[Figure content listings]
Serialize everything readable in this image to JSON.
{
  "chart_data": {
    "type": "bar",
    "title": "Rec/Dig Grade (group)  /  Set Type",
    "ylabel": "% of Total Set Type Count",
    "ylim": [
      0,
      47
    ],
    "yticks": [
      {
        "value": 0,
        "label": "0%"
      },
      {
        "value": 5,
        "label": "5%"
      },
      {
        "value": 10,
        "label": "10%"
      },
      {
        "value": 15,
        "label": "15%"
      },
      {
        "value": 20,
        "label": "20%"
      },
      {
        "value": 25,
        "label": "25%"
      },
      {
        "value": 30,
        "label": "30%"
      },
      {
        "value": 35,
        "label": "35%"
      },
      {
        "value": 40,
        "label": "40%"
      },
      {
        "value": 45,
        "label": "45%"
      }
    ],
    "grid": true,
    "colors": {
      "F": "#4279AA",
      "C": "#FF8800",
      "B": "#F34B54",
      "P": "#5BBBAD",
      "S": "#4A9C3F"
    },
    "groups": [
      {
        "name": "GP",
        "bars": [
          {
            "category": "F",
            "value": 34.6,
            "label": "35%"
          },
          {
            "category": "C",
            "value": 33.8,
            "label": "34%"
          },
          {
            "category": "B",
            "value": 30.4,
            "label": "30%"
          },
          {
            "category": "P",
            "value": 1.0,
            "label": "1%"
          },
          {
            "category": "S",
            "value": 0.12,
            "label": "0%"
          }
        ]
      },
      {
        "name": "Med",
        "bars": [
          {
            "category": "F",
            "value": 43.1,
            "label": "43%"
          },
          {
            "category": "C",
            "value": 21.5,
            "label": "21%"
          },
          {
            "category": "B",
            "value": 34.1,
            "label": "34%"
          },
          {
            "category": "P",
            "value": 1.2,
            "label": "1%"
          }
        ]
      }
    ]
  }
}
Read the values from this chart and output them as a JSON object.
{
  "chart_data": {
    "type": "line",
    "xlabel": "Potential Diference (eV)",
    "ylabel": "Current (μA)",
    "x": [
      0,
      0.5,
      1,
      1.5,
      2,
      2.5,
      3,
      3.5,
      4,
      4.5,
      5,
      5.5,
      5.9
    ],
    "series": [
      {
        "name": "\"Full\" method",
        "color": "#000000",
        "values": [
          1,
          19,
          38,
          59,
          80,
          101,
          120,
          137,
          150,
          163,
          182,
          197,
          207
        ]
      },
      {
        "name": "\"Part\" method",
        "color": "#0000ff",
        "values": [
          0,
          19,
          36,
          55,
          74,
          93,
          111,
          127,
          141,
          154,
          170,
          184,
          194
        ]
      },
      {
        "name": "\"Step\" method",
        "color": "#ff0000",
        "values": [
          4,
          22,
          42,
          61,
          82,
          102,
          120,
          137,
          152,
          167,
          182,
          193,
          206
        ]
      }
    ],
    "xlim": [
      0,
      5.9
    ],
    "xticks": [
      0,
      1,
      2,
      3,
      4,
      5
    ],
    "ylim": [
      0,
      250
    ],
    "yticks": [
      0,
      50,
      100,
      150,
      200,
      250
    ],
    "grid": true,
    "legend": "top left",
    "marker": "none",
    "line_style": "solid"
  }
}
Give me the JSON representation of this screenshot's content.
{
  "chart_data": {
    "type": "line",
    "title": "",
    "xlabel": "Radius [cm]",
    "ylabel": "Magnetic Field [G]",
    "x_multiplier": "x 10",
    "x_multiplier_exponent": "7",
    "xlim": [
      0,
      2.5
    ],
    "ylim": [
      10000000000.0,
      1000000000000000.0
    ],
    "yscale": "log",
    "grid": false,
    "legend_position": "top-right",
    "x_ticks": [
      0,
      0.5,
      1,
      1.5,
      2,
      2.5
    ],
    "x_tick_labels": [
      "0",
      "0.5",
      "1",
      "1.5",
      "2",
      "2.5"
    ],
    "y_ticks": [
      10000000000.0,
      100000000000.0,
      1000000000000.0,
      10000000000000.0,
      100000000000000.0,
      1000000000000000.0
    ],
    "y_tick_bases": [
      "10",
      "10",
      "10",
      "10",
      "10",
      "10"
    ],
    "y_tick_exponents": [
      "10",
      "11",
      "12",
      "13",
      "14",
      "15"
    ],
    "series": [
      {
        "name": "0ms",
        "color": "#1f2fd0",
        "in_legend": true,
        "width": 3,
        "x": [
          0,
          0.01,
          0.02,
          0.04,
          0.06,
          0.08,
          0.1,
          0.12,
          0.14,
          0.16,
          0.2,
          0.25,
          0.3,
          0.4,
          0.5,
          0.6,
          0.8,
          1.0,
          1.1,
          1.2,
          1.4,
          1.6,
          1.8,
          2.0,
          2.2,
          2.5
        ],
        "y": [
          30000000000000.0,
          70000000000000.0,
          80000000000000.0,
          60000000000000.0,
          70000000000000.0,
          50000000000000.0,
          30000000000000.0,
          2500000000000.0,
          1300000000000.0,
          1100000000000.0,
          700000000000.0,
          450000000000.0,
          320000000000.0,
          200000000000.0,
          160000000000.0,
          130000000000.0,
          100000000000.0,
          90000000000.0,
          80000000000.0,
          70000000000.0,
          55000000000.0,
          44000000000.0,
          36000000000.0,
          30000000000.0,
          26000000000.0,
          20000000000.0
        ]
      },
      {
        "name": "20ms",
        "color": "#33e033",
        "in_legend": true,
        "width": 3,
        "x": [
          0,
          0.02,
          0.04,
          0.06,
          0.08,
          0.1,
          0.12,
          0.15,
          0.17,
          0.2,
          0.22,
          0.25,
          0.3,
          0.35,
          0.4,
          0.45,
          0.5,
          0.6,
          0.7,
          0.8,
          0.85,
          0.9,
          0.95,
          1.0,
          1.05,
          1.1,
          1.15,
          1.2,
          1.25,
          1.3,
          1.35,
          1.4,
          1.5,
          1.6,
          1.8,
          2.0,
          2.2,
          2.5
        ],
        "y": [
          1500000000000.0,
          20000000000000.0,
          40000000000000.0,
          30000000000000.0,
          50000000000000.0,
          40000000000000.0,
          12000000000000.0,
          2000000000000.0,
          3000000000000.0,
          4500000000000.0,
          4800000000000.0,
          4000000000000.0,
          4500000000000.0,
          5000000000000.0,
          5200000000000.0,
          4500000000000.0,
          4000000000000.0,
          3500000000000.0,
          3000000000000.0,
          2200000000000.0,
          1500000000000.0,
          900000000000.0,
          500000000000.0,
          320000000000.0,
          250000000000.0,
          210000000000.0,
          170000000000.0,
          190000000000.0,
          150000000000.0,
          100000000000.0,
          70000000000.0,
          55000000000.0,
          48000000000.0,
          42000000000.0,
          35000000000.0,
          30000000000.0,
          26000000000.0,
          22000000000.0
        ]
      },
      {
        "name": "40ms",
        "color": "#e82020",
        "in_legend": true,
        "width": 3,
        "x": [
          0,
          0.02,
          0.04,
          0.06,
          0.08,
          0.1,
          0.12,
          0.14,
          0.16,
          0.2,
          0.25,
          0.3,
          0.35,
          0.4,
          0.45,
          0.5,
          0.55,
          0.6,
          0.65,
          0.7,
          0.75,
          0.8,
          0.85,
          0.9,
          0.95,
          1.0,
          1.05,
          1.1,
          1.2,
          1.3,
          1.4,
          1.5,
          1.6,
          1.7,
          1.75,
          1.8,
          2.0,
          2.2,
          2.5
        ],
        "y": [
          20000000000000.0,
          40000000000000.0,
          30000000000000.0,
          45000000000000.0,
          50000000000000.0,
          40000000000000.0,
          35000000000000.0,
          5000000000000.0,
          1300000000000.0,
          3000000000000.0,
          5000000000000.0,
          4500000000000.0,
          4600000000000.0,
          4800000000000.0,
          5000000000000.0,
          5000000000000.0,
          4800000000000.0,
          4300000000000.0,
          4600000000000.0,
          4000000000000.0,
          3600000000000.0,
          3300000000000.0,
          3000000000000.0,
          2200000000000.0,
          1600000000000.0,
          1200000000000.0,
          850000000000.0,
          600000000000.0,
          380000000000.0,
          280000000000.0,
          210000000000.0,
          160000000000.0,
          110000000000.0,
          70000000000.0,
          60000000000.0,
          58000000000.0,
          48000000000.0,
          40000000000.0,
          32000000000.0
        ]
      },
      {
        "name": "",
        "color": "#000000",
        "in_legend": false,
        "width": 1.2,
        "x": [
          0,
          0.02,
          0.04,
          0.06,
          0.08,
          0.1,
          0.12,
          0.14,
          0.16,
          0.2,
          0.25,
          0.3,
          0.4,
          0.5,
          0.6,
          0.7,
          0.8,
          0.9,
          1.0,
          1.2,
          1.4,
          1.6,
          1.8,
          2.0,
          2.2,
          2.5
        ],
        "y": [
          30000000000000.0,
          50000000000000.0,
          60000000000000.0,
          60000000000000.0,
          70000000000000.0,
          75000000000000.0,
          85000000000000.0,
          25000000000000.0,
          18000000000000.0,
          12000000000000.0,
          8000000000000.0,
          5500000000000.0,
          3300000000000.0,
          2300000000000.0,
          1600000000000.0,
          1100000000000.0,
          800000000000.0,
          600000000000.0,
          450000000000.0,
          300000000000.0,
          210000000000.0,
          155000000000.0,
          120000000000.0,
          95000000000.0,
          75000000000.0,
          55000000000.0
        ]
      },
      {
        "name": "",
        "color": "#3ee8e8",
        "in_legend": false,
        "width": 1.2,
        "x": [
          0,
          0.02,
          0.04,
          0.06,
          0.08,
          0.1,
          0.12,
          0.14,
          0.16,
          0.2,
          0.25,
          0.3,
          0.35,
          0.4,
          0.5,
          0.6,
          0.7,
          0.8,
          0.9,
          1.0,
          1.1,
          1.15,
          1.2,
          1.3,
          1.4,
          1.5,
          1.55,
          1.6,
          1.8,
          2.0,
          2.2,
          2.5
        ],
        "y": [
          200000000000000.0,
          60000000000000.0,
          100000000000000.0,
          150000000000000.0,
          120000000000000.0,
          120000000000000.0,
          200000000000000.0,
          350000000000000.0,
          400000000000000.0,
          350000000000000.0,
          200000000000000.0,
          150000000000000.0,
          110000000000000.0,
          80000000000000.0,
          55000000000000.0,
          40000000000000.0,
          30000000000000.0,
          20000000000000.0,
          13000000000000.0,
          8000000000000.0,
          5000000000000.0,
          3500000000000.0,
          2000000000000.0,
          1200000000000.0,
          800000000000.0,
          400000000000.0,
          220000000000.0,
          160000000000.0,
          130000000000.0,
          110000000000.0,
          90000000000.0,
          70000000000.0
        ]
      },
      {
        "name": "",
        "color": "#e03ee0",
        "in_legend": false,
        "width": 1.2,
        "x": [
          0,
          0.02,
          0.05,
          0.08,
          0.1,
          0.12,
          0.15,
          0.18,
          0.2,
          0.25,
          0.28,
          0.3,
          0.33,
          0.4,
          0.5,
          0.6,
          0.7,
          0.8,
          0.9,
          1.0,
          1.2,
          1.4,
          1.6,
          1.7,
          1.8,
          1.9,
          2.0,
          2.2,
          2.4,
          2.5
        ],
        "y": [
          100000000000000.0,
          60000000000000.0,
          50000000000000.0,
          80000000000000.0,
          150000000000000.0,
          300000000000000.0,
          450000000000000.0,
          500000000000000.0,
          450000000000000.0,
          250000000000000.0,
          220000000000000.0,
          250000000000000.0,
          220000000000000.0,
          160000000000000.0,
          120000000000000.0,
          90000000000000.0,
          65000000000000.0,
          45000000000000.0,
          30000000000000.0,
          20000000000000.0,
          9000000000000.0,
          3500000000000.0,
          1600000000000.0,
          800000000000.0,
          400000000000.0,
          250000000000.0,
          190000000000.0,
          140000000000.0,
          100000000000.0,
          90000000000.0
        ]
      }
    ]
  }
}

== OBJECTIVE ==
State how many lines above contain the string "name", with no other words.

== EXERCISE OUTPUT ==
11